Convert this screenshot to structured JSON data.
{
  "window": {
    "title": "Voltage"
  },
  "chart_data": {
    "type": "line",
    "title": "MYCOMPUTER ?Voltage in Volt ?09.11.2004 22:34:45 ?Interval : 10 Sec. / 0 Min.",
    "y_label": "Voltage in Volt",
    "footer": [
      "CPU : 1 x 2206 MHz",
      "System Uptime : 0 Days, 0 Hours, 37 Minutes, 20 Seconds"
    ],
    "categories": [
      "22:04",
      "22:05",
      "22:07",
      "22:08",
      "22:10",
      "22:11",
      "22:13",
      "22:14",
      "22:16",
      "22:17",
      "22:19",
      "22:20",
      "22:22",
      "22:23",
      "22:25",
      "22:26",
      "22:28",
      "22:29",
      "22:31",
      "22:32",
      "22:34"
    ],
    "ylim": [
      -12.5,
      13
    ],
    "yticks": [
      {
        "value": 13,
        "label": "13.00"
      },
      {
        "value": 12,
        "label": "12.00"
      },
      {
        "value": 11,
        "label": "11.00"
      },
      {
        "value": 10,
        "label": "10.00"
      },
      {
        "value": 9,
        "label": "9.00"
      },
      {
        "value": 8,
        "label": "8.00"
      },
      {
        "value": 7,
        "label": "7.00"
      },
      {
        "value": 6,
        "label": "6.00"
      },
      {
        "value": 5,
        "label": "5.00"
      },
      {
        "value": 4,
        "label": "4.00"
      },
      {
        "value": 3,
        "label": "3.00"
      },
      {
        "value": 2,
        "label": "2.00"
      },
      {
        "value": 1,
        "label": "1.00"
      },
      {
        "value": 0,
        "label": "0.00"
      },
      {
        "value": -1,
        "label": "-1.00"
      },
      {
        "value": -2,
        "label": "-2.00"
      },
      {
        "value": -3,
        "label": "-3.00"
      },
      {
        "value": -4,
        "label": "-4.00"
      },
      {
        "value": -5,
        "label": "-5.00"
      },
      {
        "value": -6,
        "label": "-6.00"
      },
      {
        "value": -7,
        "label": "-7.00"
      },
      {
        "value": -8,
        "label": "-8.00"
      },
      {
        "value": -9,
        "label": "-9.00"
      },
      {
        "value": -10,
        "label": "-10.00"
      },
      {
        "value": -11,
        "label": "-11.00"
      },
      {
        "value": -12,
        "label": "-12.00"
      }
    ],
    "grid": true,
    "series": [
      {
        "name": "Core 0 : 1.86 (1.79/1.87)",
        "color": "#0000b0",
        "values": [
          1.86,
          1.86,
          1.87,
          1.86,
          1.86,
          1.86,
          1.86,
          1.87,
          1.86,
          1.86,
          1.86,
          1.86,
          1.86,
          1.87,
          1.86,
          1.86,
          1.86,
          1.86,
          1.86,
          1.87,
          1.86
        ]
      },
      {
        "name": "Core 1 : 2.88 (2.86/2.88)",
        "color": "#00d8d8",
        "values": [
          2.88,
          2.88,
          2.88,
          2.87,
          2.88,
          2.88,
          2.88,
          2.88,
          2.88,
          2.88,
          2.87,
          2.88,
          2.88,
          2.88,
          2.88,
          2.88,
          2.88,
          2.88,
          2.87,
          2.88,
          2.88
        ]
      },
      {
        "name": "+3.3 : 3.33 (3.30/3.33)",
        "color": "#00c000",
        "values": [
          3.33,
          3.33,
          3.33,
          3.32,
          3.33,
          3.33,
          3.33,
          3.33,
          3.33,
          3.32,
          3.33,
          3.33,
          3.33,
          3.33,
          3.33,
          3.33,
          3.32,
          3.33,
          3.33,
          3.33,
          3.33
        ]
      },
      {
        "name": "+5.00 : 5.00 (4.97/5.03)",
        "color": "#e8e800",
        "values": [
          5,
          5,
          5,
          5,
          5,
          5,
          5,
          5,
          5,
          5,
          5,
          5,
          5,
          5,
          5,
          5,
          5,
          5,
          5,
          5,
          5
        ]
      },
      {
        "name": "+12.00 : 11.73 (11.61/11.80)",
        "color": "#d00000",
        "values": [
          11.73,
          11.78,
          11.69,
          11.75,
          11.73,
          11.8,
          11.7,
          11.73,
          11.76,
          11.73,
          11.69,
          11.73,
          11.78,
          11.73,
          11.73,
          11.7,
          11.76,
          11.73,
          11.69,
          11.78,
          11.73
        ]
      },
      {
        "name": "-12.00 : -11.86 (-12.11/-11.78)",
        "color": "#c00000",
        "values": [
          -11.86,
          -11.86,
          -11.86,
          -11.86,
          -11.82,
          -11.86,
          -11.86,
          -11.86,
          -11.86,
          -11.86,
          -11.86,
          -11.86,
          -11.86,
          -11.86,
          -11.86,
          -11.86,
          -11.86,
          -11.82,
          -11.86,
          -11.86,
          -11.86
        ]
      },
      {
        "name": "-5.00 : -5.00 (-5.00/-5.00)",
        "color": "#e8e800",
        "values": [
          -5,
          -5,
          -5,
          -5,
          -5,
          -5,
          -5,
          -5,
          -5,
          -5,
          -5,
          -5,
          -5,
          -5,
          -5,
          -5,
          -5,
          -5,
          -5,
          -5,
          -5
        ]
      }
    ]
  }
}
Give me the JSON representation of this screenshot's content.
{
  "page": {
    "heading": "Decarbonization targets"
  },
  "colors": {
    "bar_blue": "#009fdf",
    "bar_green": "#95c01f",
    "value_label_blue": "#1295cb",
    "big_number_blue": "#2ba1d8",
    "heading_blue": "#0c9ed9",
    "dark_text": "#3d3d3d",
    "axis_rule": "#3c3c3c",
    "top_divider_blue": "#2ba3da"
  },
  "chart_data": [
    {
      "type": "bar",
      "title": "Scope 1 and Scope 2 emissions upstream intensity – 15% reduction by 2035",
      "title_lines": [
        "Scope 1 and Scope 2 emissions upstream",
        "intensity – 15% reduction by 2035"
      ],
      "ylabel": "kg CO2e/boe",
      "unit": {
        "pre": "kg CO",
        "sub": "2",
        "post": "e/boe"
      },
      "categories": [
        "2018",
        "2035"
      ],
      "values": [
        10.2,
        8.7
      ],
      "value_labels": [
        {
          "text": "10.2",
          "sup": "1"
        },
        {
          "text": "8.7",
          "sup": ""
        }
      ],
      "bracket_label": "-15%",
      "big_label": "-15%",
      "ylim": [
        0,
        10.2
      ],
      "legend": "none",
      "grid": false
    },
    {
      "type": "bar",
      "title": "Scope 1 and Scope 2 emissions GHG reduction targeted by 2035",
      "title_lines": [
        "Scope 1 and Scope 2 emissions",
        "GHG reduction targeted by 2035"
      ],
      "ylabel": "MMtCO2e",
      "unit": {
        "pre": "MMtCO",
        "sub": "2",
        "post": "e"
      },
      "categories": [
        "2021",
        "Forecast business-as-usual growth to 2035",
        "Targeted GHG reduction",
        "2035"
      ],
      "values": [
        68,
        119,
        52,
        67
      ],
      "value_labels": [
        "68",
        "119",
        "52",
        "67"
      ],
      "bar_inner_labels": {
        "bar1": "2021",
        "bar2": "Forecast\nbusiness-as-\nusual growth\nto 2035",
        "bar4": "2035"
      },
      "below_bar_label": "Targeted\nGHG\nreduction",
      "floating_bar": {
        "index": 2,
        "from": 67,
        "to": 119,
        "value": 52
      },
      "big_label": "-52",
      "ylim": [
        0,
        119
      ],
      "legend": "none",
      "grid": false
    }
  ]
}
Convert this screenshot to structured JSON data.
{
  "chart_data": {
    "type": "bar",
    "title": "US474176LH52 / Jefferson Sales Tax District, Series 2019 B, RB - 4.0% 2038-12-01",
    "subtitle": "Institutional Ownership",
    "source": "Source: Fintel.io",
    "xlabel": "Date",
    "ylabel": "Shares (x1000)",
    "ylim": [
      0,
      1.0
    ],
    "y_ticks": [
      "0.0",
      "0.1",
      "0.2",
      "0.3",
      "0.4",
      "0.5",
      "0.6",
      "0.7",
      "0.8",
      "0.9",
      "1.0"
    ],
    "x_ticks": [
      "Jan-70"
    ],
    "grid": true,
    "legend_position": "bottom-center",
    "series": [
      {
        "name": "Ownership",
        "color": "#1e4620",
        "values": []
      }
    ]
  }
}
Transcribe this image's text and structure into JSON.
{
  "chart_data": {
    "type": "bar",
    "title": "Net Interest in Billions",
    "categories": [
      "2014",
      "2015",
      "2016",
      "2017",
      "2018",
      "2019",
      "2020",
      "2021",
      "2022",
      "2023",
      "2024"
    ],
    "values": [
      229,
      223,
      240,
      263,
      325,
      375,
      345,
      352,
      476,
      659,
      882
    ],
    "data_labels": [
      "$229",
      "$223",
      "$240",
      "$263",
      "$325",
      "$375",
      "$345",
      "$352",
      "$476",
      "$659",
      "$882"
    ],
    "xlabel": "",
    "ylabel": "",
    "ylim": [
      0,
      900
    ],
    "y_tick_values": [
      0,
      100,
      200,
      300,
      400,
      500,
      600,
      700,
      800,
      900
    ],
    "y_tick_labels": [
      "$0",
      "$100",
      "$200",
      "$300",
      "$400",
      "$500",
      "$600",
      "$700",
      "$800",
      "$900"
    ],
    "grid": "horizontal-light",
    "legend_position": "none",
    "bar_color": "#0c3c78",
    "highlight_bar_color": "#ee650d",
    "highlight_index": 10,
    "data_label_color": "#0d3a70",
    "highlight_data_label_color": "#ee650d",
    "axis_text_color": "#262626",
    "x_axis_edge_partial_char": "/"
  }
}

========

### WRITTEN INSTRUCTION
Locate each line with the word "upstream" and copy it.

### EXERCISE SOLUTION
      "title": "Scope 1 and Scope 2 emissions upstream intensity – 15% reduction by 2035",
        "Scope 1 and Scope 2 emissions upstream",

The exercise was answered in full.